**DIRECTIVE:**
Select all lines with the string "offset" in them, and copy those lines.
-------- SUPPLIED MATERIAL
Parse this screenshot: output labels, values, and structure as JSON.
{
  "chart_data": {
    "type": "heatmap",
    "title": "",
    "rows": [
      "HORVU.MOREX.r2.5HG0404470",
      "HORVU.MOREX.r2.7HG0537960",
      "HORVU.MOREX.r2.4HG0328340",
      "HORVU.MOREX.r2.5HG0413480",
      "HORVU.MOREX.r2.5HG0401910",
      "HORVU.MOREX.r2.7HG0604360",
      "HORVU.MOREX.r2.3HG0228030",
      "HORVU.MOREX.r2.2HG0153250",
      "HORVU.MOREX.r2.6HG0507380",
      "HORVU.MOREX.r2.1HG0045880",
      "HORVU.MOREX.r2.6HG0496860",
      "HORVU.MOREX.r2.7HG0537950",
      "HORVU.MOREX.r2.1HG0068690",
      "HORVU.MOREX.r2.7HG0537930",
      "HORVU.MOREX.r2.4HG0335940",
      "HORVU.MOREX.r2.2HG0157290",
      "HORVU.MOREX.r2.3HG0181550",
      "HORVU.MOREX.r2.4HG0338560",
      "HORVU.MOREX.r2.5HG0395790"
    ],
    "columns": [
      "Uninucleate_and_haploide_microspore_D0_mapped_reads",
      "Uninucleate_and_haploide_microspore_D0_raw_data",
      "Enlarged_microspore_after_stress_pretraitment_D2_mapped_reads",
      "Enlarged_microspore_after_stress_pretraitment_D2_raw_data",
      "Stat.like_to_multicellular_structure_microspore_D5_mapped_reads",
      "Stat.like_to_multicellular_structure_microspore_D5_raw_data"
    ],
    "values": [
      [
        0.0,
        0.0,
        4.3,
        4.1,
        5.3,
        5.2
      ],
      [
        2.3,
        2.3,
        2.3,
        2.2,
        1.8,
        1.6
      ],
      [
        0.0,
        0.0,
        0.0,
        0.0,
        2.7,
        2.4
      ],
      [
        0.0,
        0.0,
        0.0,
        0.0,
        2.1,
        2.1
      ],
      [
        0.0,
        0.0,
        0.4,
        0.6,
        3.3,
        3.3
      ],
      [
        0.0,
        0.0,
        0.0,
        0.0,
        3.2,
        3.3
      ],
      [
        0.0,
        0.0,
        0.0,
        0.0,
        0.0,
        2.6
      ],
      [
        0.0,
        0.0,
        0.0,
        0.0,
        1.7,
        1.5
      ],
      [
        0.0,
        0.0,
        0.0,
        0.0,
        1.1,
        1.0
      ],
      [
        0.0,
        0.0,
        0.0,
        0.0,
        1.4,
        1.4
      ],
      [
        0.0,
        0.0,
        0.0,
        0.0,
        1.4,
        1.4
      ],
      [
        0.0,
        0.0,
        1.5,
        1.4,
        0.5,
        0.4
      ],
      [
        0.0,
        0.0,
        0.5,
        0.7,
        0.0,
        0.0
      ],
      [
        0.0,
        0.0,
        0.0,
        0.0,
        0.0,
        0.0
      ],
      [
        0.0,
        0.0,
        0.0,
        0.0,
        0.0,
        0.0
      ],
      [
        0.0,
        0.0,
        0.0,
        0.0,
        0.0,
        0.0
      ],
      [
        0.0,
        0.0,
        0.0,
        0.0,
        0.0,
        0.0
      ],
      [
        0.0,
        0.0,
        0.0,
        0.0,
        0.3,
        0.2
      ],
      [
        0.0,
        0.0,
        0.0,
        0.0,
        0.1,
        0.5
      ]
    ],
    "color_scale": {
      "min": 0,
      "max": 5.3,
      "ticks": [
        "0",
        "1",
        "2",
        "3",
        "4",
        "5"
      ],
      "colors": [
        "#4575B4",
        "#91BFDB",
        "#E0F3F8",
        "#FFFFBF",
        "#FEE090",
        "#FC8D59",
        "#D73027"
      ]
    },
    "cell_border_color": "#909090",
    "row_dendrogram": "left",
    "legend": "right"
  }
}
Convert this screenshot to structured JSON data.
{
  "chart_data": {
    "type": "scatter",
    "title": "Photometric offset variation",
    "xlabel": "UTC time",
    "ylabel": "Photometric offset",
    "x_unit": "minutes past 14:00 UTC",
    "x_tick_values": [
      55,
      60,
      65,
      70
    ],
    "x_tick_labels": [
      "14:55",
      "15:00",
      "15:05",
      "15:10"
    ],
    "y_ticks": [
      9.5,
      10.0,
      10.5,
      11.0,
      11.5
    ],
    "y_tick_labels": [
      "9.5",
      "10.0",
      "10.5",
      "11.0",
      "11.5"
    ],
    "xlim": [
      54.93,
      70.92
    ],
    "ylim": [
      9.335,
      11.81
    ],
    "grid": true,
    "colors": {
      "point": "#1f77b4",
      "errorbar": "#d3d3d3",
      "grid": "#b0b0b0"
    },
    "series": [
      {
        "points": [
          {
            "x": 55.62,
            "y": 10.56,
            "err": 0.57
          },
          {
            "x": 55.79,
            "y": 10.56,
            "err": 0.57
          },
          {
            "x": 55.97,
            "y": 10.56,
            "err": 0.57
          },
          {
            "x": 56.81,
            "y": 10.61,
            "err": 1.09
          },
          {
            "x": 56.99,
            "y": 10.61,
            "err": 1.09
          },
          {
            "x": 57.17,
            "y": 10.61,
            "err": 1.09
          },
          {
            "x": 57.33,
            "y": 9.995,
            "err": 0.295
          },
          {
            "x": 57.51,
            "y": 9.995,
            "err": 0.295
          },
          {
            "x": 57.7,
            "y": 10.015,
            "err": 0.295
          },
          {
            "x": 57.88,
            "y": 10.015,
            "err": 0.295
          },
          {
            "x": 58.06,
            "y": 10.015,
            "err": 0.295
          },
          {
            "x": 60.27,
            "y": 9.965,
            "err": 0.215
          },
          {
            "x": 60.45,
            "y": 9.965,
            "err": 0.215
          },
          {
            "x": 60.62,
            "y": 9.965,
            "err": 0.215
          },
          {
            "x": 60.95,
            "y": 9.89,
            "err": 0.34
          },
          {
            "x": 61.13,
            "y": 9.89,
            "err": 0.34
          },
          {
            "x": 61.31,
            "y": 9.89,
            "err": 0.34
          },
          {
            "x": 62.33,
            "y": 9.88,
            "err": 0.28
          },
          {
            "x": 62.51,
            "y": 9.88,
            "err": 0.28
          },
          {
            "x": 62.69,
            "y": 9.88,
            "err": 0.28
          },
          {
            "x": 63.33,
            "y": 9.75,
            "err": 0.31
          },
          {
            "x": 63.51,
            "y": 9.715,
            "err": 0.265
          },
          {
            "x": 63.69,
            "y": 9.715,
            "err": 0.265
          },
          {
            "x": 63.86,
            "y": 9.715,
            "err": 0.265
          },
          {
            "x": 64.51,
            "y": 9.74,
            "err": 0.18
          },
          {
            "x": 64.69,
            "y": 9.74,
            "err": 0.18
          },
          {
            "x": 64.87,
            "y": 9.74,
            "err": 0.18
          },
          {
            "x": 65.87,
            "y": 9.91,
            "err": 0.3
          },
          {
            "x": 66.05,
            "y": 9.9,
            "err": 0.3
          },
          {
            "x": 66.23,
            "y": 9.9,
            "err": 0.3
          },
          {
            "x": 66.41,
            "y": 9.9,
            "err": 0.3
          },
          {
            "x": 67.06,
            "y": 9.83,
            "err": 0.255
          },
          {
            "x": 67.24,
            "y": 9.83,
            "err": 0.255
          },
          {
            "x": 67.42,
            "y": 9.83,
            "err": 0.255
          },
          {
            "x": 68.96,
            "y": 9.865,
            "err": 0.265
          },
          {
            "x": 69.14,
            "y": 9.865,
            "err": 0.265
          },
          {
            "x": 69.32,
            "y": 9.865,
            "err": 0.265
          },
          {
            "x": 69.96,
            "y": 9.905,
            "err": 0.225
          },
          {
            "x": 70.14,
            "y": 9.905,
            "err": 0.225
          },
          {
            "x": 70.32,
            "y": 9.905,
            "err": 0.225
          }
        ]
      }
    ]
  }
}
----------------
**COMPLETED TASK:**
    "title": "Photometric offset variation",
    "ylabel": "Photometric offset",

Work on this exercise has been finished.